YOUR GOAL: Of all the lines in the material, how many include the word "color"? Give only the number.

EXERCISE DATA:
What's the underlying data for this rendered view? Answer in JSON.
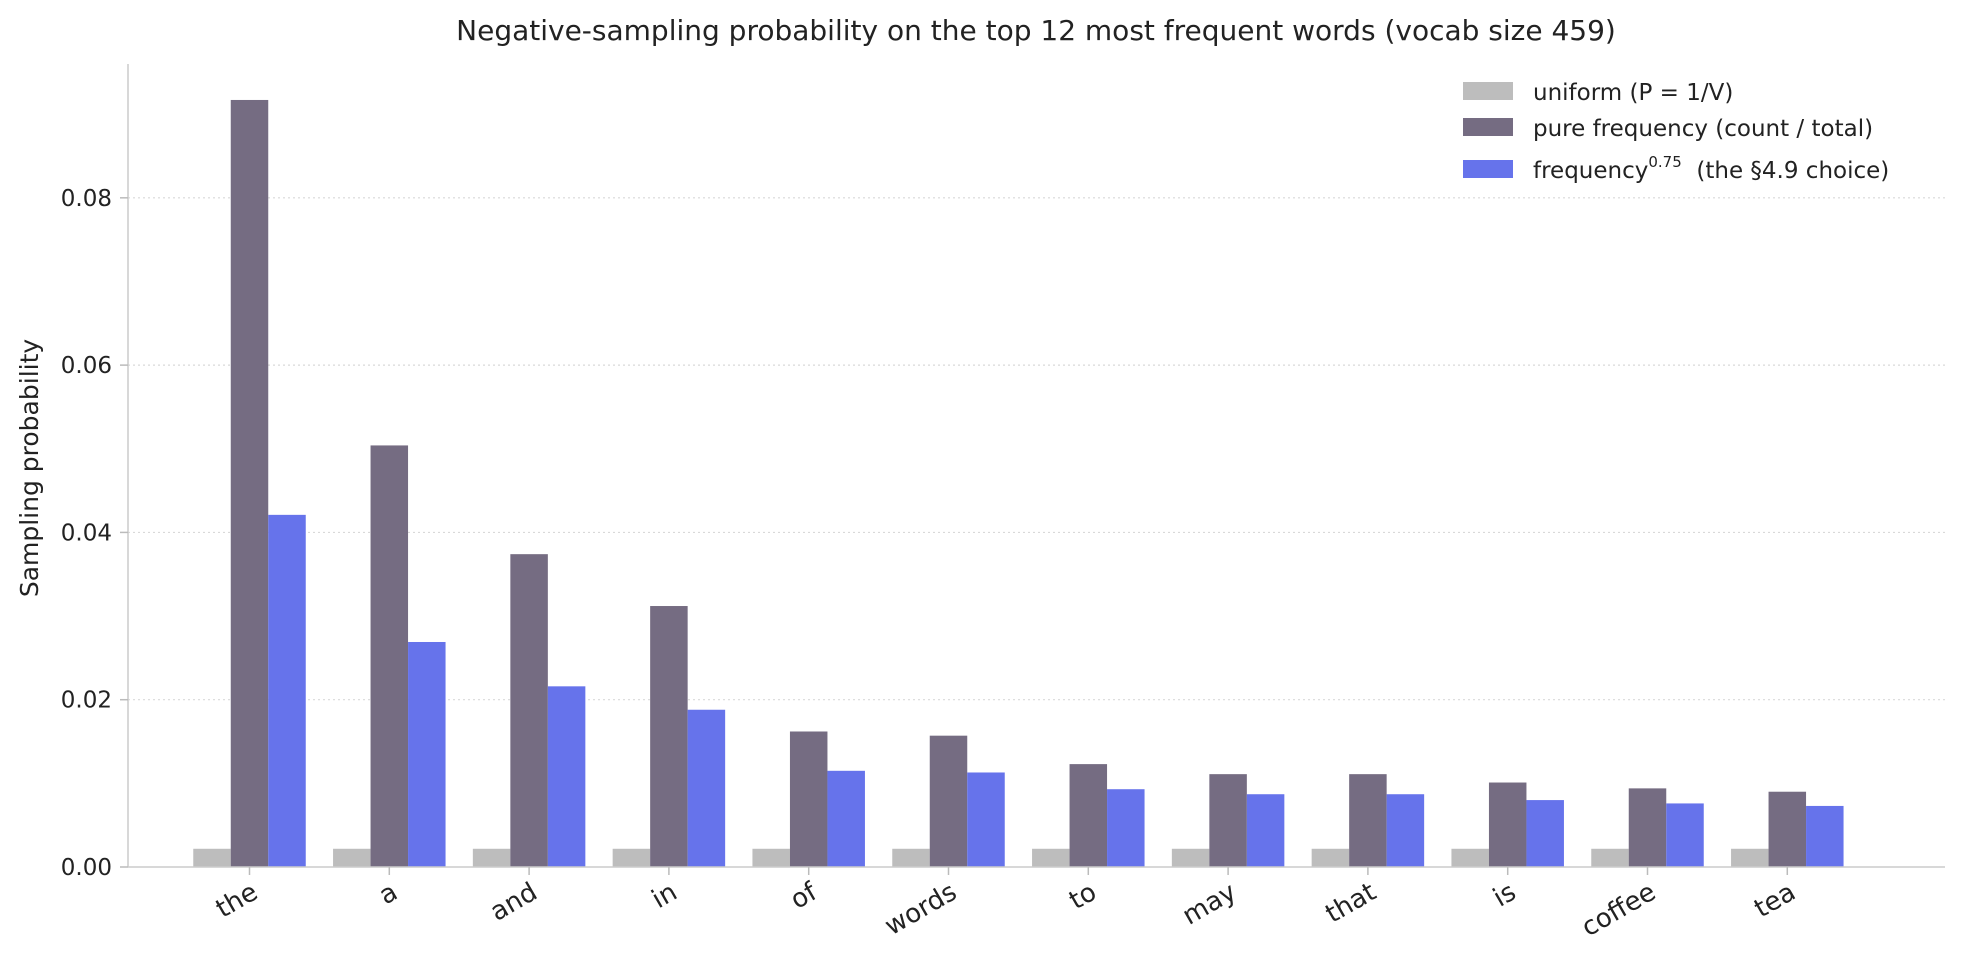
{
  "chart_data": {
    "type": "bar",
    "title": "Negative-sampling probability on the top 12 most frequent words (vocab size 459)",
    "xlabel": "",
    "ylabel": "Sampling probability",
    "ylim": [
      0,
      0.096
    ],
    "yticks": [
      "0.00",
      "0.02",
      "0.04",
      "0.06",
      "0.08"
    ],
    "ytick_values": [
      0,
      0.02,
      0.04,
      0.06,
      0.08
    ],
    "grid": "horizontal dotted",
    "legend_position": "top-right",
    "categories": [
      "the",
      "a",
      "and",
      "in",
      "of",
      "words",
      "to",
      "may",
      "that",
      "is",
      "coffee",
      "tea"
    ],
    "series": [
      {
        "name": "uniform  (P = 1/V)",
        "color": "#bdbdbd",
        "values": [
          0.00218,
          0.00218,
          0.00218,
          0.00218,
          0.00218,
          0.00218,
          0.00218,
          0.00218,
          0.00218,
          0.00218,
          0.00218,
          0.00218
        ]
      },
      {
        "name": "pure frequency  (count / total)",
        "color": "#756c82",
        "values": [
          0.0917,
          0.0504,
          0.0374,
          0.0312,
          0.0162,
          0.0157,
          0.0123,
          0.0111,
          0.0111,
          0.0101,
          0.0094,
          0.009
        ]
      },
      {
        "name_base": "frequency",
        "name_sup": "0.75",
        "name_rest": "  (the §4.9 choice)",
        "color": "#6673eb",
        "values": [
          0.0421,
          0.0269,
          0.0216,
          0.0188,
          0.0115,
          0.0113,
          0.0093,
          0.0087,
          0.0087,
          0.008,
          0.0076,
          0.0073
        ]
      }
    ]
  }
}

FULL SOLUTION: 3